-------- Records for processing
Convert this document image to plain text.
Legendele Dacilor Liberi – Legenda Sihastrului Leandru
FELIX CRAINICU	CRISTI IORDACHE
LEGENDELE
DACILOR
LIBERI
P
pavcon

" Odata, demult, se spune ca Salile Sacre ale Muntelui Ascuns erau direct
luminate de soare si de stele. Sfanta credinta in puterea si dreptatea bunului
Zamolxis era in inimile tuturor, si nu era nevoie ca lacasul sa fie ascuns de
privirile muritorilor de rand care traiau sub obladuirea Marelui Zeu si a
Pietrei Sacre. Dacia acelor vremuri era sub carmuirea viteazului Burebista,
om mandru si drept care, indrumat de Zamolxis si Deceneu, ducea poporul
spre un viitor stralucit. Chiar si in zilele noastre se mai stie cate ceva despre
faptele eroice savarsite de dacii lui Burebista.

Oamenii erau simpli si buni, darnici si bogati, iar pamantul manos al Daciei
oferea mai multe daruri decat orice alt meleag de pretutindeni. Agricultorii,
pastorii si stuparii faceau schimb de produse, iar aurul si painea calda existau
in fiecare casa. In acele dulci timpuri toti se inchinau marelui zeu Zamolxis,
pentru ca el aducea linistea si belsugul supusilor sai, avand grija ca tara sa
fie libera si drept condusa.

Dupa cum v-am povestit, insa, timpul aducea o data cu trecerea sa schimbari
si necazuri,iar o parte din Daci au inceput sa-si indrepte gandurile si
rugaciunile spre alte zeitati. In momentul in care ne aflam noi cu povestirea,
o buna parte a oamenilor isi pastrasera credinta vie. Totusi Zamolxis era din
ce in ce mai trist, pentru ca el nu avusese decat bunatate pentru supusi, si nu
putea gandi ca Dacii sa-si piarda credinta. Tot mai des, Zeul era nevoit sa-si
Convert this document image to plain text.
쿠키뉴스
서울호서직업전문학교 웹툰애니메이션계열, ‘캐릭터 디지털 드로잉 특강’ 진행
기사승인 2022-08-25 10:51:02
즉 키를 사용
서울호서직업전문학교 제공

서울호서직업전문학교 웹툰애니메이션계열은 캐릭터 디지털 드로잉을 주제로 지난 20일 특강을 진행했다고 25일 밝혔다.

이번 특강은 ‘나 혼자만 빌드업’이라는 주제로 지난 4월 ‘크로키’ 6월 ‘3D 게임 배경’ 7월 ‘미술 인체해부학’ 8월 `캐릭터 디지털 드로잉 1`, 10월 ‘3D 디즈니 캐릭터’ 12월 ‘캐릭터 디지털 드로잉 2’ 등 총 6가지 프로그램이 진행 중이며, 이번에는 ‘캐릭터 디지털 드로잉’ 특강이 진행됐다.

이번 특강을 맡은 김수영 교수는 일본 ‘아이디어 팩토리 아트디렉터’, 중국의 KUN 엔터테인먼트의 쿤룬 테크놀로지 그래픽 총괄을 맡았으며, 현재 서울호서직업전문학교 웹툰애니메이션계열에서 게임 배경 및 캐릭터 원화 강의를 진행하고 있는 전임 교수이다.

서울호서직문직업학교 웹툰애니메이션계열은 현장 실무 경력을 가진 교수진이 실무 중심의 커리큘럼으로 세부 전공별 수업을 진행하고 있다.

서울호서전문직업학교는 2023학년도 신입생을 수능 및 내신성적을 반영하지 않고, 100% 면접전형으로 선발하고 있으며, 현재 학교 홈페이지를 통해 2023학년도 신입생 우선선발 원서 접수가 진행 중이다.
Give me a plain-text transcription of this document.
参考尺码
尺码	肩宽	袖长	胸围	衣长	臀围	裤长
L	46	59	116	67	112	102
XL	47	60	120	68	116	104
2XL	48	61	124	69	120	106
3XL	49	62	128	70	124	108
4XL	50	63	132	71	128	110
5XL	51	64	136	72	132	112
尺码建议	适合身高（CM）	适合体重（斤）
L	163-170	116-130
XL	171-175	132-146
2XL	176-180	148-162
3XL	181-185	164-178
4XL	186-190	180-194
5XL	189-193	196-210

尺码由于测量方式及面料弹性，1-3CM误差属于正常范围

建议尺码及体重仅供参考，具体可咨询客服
----------------
Set problem: All of the entries above should be written out again exactly.

Written reply:
Convert this document image to plain text.
Legendele Dacilor Liberi – Legenda Sihastrului Leandru
FELIX CRAINICU	CRISTI IORDACHE
LEGENDELE
DACILOR
LIBERI
P
pavcon

" Odata, demult, se spune ca Salile Sacre ale Muntelui Ascuns erau direct
luminate de soare si de stele. Sfanta credinta in puterea si dreptatea bunului
Zamolxis era in inimile tuturor, si nu era nevoie ca lacasul sa fie ascuns de
privirile muritorilor de rand care traiau sub obladuirea Marelui Zeu si a
Pietrei Sacre. Dacia acelor vremuri era sub carmuirea viteazului Burebista,
om mandru si drept care, indrumat de Zamolxis si Deceneu, ducea poporul
spre un viitor stralucit. Chiar si in zilele noastre se mai stie cate ceva despre
faptele eroice savarsite de dacii lui Burebista.

Oamenii erau simpli si buni, darnici si bogati, iar pamantul manos al Daciei
oferea mai multe daruri decat orice alt meleag de pretutindeni. Agricultorii,
pastorii si stuparii faceau schimb de produse, iar aurul si painea calda existau
in fiecare casa. In acele dulci timpuri toti se inchinau marelui zeu Zamolxis,
pentru ca el aducea linistea si belsugul supusilor sai, avand grija ca tara sa
fie libera si drept condusa.

Dupa cum v-am povestit, insa, timpul aducea o data cu trecerea sa schimbari
si necazuri,iar o parte din Daci au inceput sa-si indrepte gandurile si
rugaciunile spre alte zeitati. In momentul in care ne aflam noi cu povestirea,
o buna parte a oamenilor isi pastrasera credinta vie. Totusi Zamolxis era din
ce in ce mai trist, pentru ca el nu avusese decat bunatate pentru supusi, si nu
putea gandi ca Dacii sa-si piarda credinta. Tot mai des, Zeul era nevoit sa-si
Convert this document image to plain text.
쿠키뉴스
서울호서직업전문학교 웹툰애니메이션계열, ‘캐릭터 디지털 드로잉 특강’ 진행
기사승인 2022-08-25 10:51:02
즉 키를 사용
서울호서직업전문학교 제공

서울호서직업전문학교 웹툰애니메이션계열은 캐릭터 디지털 드로잉을 주제로 지난 20일 특강을 진행했다고 25일 밝혔다.

이번 특강은 ‘나 혼자만 빌드업’이라는 주제로 지난 4월 ‘크로키’ 6월 ‘3D 게임 배경’ 7월 ‘미술 인체해부학’ 8월 `캐릭터 디지털 드로잉 1`, 10월 ‘3D 디즈니 캐릭터’ 12월 ‘캐릭터 디지털 드로잉 2’ 등 총 6가지 프로그램이 진행 중이며, 이번에는 ‘캐릭터 디지털 드로잉’ 특강이 진행됐다.

이번 특강을 맡은 김수영 교수는 일본 ‘아이디어 팩토리 아트디렉터’, 중국의 KUN 엔터테인먼트의 쿤룬 테크놀로지 그래픽 총괄을 맡았으며, 현재 서울호서직업전문학교 웹툰애니메이션계열에서 게임 배경 및 캐릭터 원화 강의를 진행하고 있는 전임 교수이다.

서울호서직문직업학교 웹툰애니메이션계열은 현장 실무 경력을 가진 교수진이 실무 중심의 커리큘럼으로 세부 전공별 수업을 진행하고 있다.

서울호서전문직업학교는 2023학년도 신입생을 수능 및 내신성적을 반영하지 않고, 100% 면접전형으로 선발하고 있으며, 현재 학교 홈페이지를 통해 2023학년도 신입생 우선선발 원서 접수가 진행 중이다.
Give me a plain-text transcription of this document.
参考尺码
尺码	肩宽	袖长	胸围	衣长	臀围	裤长
L	46	59	116	67	112	102
XL	47	60	120	68	116	104
2XL	48	61	124	69	120	106
3XL	49	62	128	70	124	108
4XL	50	63	132	71	128	110
5XL	51	64	136	72	132	112
尺码建议	适合身高（CM）	适合体重（斤）
L	163-170	116-130
XL	171-175	132-146
2XL	176-180	148-162
3XL	181-185	164-178
4XL	186-190	180-194
5XL	189-193	196-210

尺码由于测量方式及面料弹性，1-3CM误差属于正常范围

建议尺码及体重仅供参考，具体可咨询客服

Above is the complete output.